> WHAT IS REQUIRED
Below is a set of records. Repeat all of them exactly.

> Records from a collection of figures

..........

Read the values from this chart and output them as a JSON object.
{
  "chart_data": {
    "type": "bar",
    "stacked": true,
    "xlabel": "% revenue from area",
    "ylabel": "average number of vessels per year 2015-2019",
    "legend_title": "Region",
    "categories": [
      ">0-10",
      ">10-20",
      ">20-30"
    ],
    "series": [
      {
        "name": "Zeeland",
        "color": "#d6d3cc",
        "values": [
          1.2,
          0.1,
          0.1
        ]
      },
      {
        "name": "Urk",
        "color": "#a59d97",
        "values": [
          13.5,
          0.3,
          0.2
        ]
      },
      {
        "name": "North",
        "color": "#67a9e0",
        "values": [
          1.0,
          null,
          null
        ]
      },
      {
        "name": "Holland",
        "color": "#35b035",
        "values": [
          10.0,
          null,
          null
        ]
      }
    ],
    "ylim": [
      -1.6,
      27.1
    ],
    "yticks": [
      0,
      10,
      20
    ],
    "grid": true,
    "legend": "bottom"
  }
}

..........

> THE RESPONSE
Read the values from this chart and output them as a JSON object.
{
  "chart_data": {
    "type": "bar",
    "stacked": true,
    "xlabel": "% revenue from area",
    "ylabel": "average number of vessels per year 2015-2019",
    "legend_title": "Region",
    "categories": [
      ">0-10",
      ">10-20",
      ">20-30"
    ],
    "series": [
      {
        "name": "Zeeland",
        "color": "#d6d3cc",
        "values": [
          1.2,
          0.1,
          0.1
        ]
      },
      {
        "name": "Urk",
        "color": "#a59d97",
        "values": [
          13.5,
          0.3,
          0.2
        ]
      },
      {
        "name": "North",
        "color": "#67a9e0",
        "values": [
          1.0,
          null,
          null
        ]
      },
      {
        "name": "Holland",
        "color": "#35b035",
        "values": [
          10.0,
          null,
          null
        ]
      }
    ],
    "ylim": [
      -1.6,
      27.1
    ],
    "yticks": [
      0,
      10,
      20
    ],
    "grid": true,
    "legend": "bottom"
  }
}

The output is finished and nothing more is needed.